Wherever a line holds the word "watermark", copy that line out.
+ + +
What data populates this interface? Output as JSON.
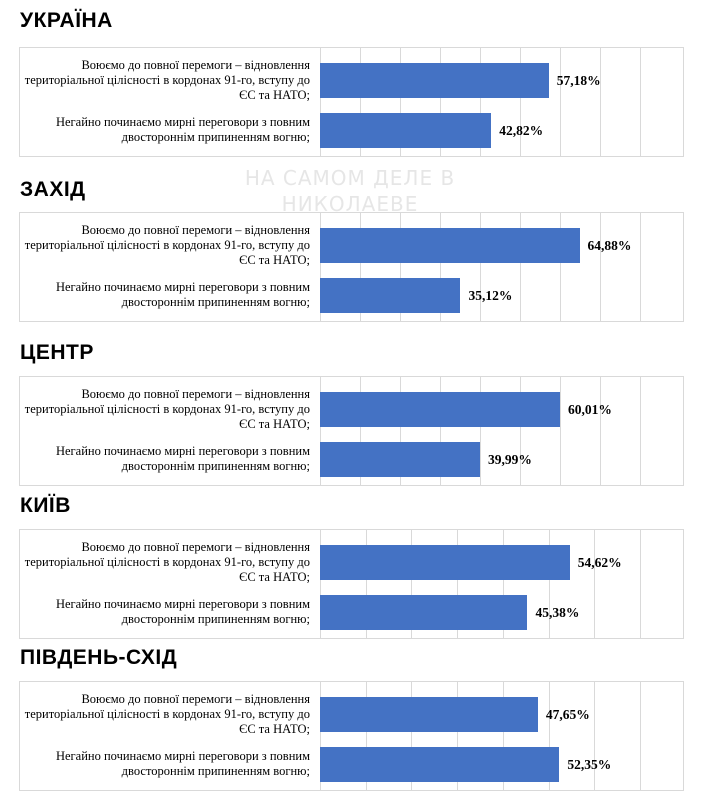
{
  "watermark": "НА САМОМ ДЕЛЕ В НИКОЛАЕВЕ",
  "colors": {
    "bar": "#4472c4",
    "grid": "#d9d9d9"
  },
  "chart_data": [
    {
      "type": "bar",
      "orientation": "horizontal",
      "title": "УКРАЇНА",
      "categories": [
        "Воюємо до повної перемоги – відновлення територіальної цілісності в кордонах 91-го, вступу до ЄС та НАТО;",
        "Негайно починаємо мирні переговори з повним двостороннім припиненням вогню;"
      ],
      "values": [
        57.18,
        42.82
      ],
      "value_labels": [
        "57,18%",
        "42,82%"
      ],
      "xlim": [
        0,
        80
      ],
      "grid": true,
      "legend": "none"
    },
    {
      "type": "bar",
      "orientation": "horizontal",
      "title": "ЗАХІД",
      "categories": [
        "Воюємо до повної перемоги – відновлення територіальної цілісності в кордонах 91-го, вступу до ЄС та НАТО;",
        "Негайно починаємо мирні переговори з повним двостороннім припиненням вогню;"
      ],
      "values": [
        64.88,
        35.12
      ],
      "value_labels": [
        "64,88%",
        "35,12%"
      ],
      "xlim": [
        0,
        80
      ],
      "grid": true,
      "legend": "none"
    },
    {
      "type": "bar",
      "orientation": "horizontal",
      "title": "ЦЕНТР",
      "categories": [
        "Воюємо до повної перемоги – відновлення територіальної цілісності в кордонах 91-го, вступу до ЄС та НАТО;",
        "Негайно починаємо мирні переговори з повним двостороннім припиненням вогню;"
      ],
      "values": [
        60.01,
        39.99
      ],
      "value_labels": [
        "60,01%",
        "39,99%"
      ],
      "xlim": [
        0,
        80
      ],
      "grid": true,
      "legend": "none"
    },
    {
      "type": "bar",
      "orientation": "horizontal",
      "title": "КИЇВ",
      "categories": [
        "Воюємо до повної перемоги – відновлення територіальної цілісності в кордонах 91-го, вступу до ЄС та НАТО;",
        "Негайно починаємо мирні переговори з повним двостороннім припиненням вогню;"
      ],
      "values": [
        54.62,
        45.38
      ],
      "value_labels": [
        "54,62%",
        "45,38%"
      ],
      "xlim": [
        0,
        70
      ],
      "grid": true,
      "legend": "none"
    },
    {
      "type": "bar",
      "orientation": "horizontal",
      "title": "ПІВДЕНЬ-СХІД",
      "categories": [
        "Воюємо до повної перемоги – відновлення територіальної цілісності в кордонах 91-го, вступу до ЄС та НАТО;",
        "Негайно починаємо мирні переговори з повним двостороннім припиненням вогню;"
      ],
      "values": [
        47.65,
        52.35
      ],
      "value_labels": [
        "47,65%",
        "52,35%"
      ],
      "xlim": [
        0,
        70
      ],
      "grid": true,
      "legend": "none"
    }
  ]
}
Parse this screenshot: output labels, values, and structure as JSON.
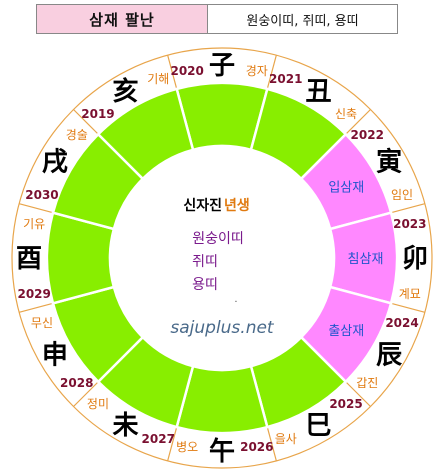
{
  "header": {
    "title": "삼재 팔난",
    "value": "원숭이띠, 쥐띠, 용띠"
  },
  "center": {
    "title_part1": "신자진",
    "title_part2": "년생",
    "animals": [
      "원숭이띠",
      "쥐띠",
      "용띠"
    ],
    "dot": ".",
    "watermark": "sajuplus.net"
  },
  "segments": [
    {
      "branch": "子",
      "year": "2020",
      "ganji": "경자",
      "phase": ""
    },
    {
      "branch": "丑",
      "year": "2021",
      "ganji": "신축",
      "phase": ""
    },
    {
      "branch": "寅",
      "year": "2022",
      "ganji": "임인",
      "phase": "입삼재"
    },
    {
      "branch": "卯",
      "year": "2023",
      "ganji": "계묘",
      "phase": "침삼재"
    },
    {
      "branch": "辰",
      "year": "2024",
      "ganji": "갑진",
      "phase": "출삼재"
    },
    {
      "branch": "巳",
      "year": "2025",
      "ganji": "을사",
      "phase": ""
    },
    {
      "branch": "午",
      "year": "2026",
      "ganji": "병오",
      "phase": ""
    },
    {
      "branch": "未",
      "year": "2027",
      "ganji": "정미",
      "phase": ""
    },
    {
      "branch": "申",
      "year": "2028",
      "ganji": "무신",
      "phase": ""
    },
    {
      "branch": "酉",
      "year": "2029",
      "ganji": "기유",
      "phase": ""
    },
    {
      "branch": "戌",
      "year": "2030",
      "ganji": "경술",
      "phase": ""
    },
    {
      "branch": "亥",
      "year": "2019",
      "ganji": "기해",
      "phase": ""
    }
  ],
  "colors": {
    "green": "#88ee00",
    "pink": "#ff88ff",
    "ring_line": "#e8a54b",
    "year": "#7a1030",
    "ganji": "#e07a10",
    "phase_text": "#2255cc",
    "center_title": "#000000",
    "center_title2": "#e07a10",
    "center_animals": "#7a1a8c",
    "watermark": "#4a6a8a"
  }
}
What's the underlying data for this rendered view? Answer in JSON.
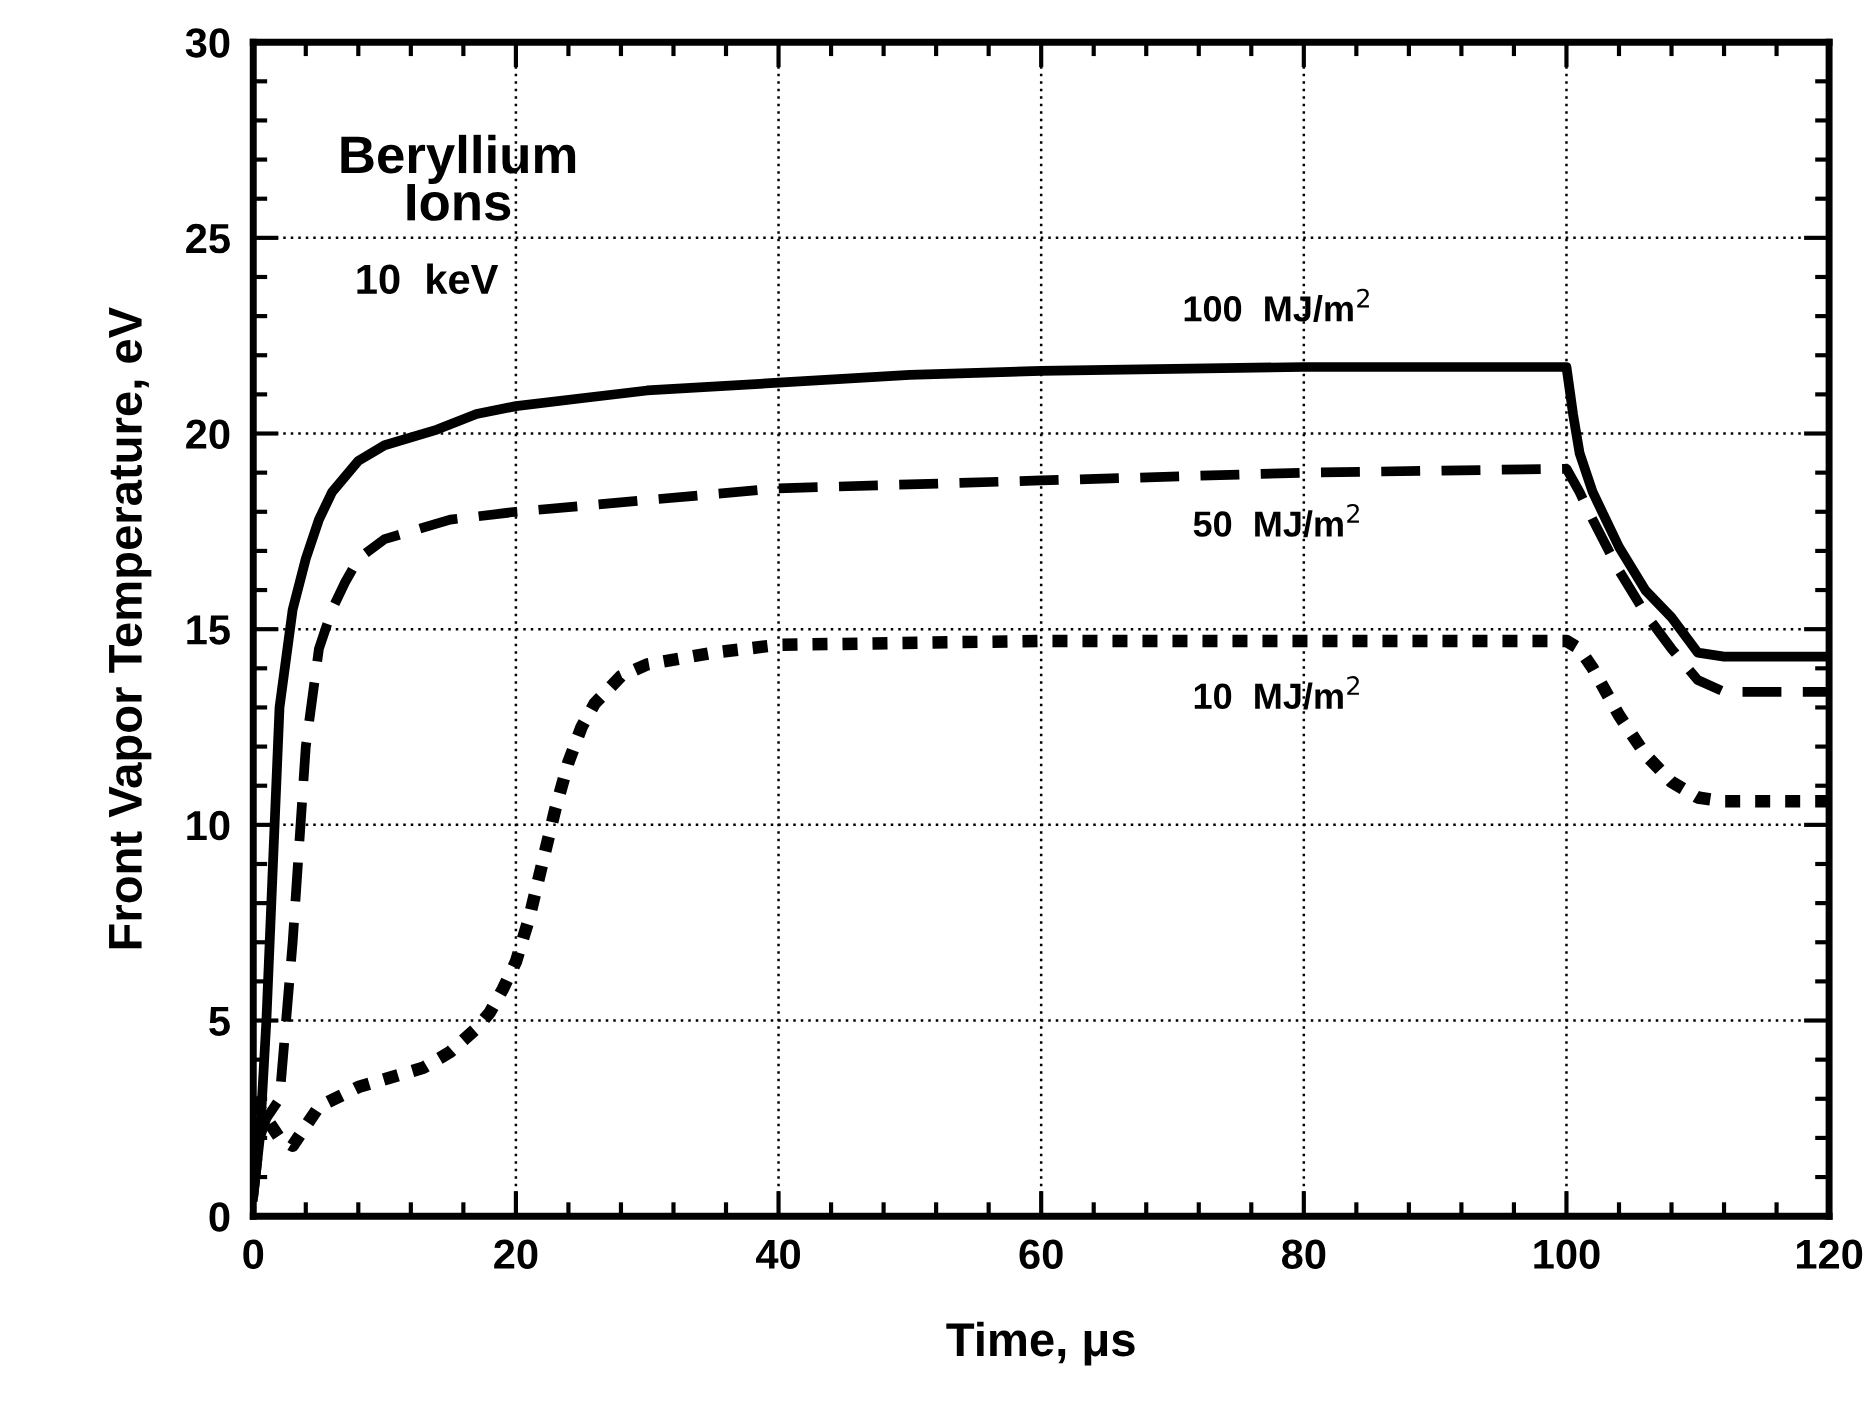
{
  "chart_data": {
    "type": "line",
    "xlabel": "Time, μs",
    "ylabel": "Front Vapor Temperature, eV",
    "annotations": [
      "Beryllium\nIons",
      "10  keV"
    ],
    "xlim": [
      0,
      120
    ],
    "ylim": [
      0,
      30
    ],
    "xticks": [
      0,
      20,
      40,
      60,
      80,
      100,
      120
    ],
    "yticks": [
      0,
      5,
      10,
      15,
      20,
      25,
      30
    ],
    "grid": true,
    "legend": false,
    "series": [
      {
        "name": "100  MJ/m$^{2}$",
        "color": "#000000",
        "line_style": "solid",
        "x": [
          0,
          0.5,
          1,
          1.5,
          2,
          3,
          4,
          5,
          6,
          8,
          10,
          14,
          17,
          20,
          25,
          30,
          40,
          50,
          60,
          80,
          100,
          100.5,
          101,
          102,
          103,
          104,
          106,
          108,
          110,
          112,
          120
        ],
        "values": [
          0.5,
          2,
          5,
          9,
          13,
          15.5,
          16.8,
          17.8,
          18.5,
          19.3,
          19.7,
          20.1,
          20.5,
          20.7,
          20.9,
          21.1,
          21.3,
          21.5,
          21.6,
          21.7,
          21.7,
          20.5,
          19.5,
          18.5,
          17.8,
          17.1,
          16,
          15.3,
          14.4,
          14.3,
          14.3
        ]
      },
      {
        "name": "50  MJ/m$^{2}$",
        "color": "#000000",
        "line_style": "dashed",
        "x": [
          0,
          0.5,
          1,
          2,
          3,
          4,
          5,
          6,
          7,
          8,
          10,
          13,
          15,
          20,
          30,
          40,
          60,
          80,
          100,
          101,
          102,
          104,
          106,
          108,
          110,
          112,
          120
        ],
        "values": [
          0.5,
          2,
          2.5,
          3,
          7,
          12,
          14.5,
          15.5,
          16.2,
          16.8,
          17.3,
          17.6,
          17.8,
          18,
          18.3,
          18.6,
          18.8,
          19,
          19.1,
          18.5,
          17.8,
          16.5,
          15.4,
          14.5,
          13.7,
          13.4,
          13.4
        ]
      },
      {
        "name": "10  MJ/m$^{2}$",
        "color": "#000000",
        "line_style": "dotted",
        "x": [
          0,
          1,
          2,
          3,
          5,
          8,
          10,
          13,
          15,
          17,
          18,
          19,
          20,
          21,
          22,
          23,
          24,
          25,
          26,
          28,
          30,
          35,
          40,
          60,
          80,
          100,
          101,
          102,
          104,
          106,
          108,
          110,
          112,
          120
        ],
        "values": [
          3,
          2.5,
          2,
          1.8,
          2.8,
          3.3,
          3.5,
          3.8,
          4.2,
          4.8,
          5.2,
          5.8,
          6.5,
          7.6,
          9,
          10.4,
          11.6,
          12.5,
          13.1,
          13.8,
          14.1,
          14.4,
          14.6,
          14.7,
          14.7,
          14.7,
          14.5,
          14,
          12.8,
          11.8,
          11.1,
          10.7,
          10.6,
          10.6
        ]
      }
    ]
  }
}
+ + +
• _Solution to this problem_:
  "watermark": "НА САМОМ ДЕЛЕ В НИКОЛАЕВЕ",
    "watermark": "sajuplus.net"
    "watermark": "#4a6a8a"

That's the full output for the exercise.